→ Task goal
Copy the listing from its start through the line containing "The component rim 100 is at (379, 219).", changing "perspective view" to "isometric view" and leaving everything else unchanged. Omit the pictures.
## begin Entries provided
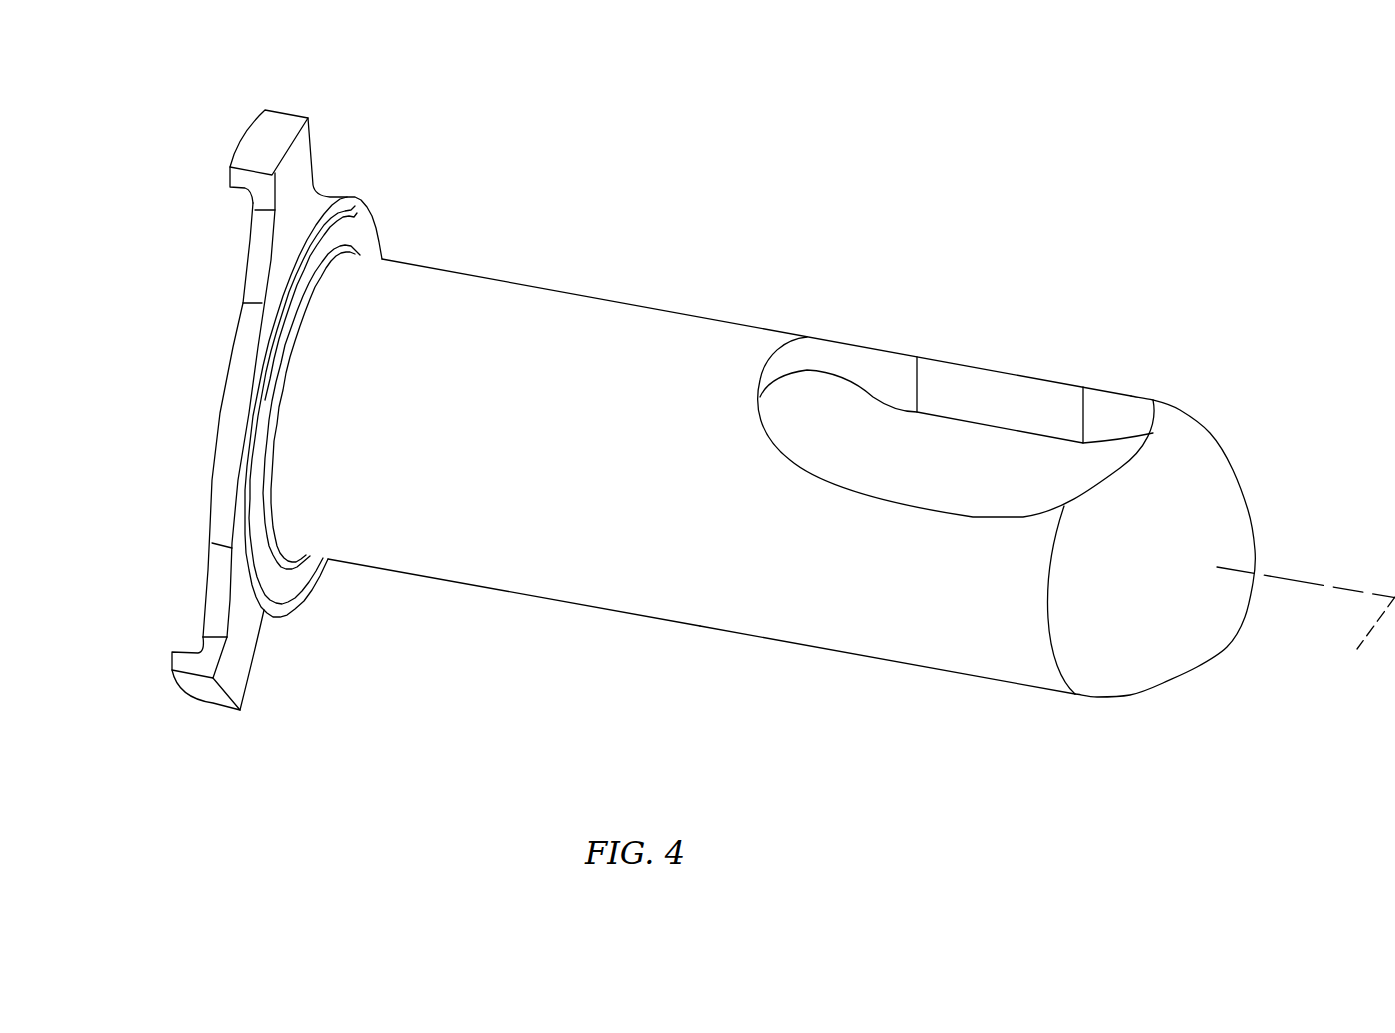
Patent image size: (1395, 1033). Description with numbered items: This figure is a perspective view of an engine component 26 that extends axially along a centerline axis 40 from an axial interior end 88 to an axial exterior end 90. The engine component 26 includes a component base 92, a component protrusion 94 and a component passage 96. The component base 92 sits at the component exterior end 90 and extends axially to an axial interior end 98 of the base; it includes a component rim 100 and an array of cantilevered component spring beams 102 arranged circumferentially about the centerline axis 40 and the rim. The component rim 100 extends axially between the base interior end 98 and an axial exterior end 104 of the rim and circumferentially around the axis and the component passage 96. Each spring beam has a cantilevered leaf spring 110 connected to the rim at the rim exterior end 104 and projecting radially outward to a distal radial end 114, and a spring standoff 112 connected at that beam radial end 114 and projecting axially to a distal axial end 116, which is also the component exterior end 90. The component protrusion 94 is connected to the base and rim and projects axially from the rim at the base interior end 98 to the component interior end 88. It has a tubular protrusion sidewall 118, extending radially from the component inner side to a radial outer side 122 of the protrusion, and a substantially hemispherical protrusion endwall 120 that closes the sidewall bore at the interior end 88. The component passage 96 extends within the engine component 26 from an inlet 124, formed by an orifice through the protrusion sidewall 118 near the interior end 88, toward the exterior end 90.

The engine component 26 is at (815, 233).
The centerline axis 40 is at (1368, 638).
The axial interior end 88 is at (1253, 557).
The axial exterior end 90 is at (214, 417).
The component base 92 is at (355, 188).
The component protrusion 94 is at (600, 283).
The component passage 96 is at (846, 415).
The axial interior end of the component base 98 is at (300, 583).
The component rim 100 is at (379, 219).
The component spring beams 102 is at (243, 417).
The axial exterior end of the component rim 104 is at (210, 517).
The cantilevered leaf spring 110 is at (303, 153).
The spring standoff 112 is at (268, 128).
The distal radial end 114 is at (287, 110).
The distal axial end of the spring standoff 116 is at (242, 145).
The tubular protrusion sidewall 118 is at (710, 630).
The protrusion endwall 120 is at (1188, 648).
The radial outer side of the component protrusion 122 is at (830, 628).
The inlet 124 is at (1005, 400).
## end Entries provided
→ Solution to the problem
Patent image size: (1395, 1033). Description with numbered items: This figure is a isometric view of an engine component 26 that extends axially along a centerline axis 40 from an axial interior end 88 to an axial exterior end 90. The engine component 26 includes a component base 92, a component protrusion 94 and a component passage 96. The component base 92 sits at the component exterior end 90 and extends axially to an axial interior end 98 of the base; it includes a component rim 100 and an array of cantilevered component spring beams 102 arranged circumferentially about the centerline axis 40 and the rim. The component rim 100 extends axially between the base interior end 98 and an axial exterior end 104 of the rim and circumferentially around the axis and the component passage 96. Each spring beam has a cantilevered leaf spring 110 connected to the rim at the rim exterior end 104 and projecting radially outward to a distal radial end 114, and a spring standoff 112 connected at that beam radial end 114 and projecting axially to a distal axial end 116, which is also the component exterior end 90. The component protrusion 94 is connected to the base and rim and projects axially from the rim at the base interior end 98 to the component interior end 88. It has a tubular protrusion sidewall 118, extending radially from the component inner side to a radial outer side 122 of the protrusion, and a substantially hemispherical protrusion endwall 120 that closes the sidewall bore at the interior end 88. The component passage 96 extends within the engine component 26 from an inlet 124, formed by an orifice through the protrusion sidewall 118 near the interior end 88, toward the exterior end 90.

The engine component 26 is at (815, 233).
The centerline axis 40 is at (1368, 638).
The axial interior end 88 is at (1253, 557).
The axial exterior end 90 is at (214, 417).
The component base 92 is at (355, 188).
The component protrusion 94 is at (600, 283).
The component passage 96 is at (846, 415).
The axial interior end of the component base 98 is at (300, 583).
The component rim 100 is at (379, 219).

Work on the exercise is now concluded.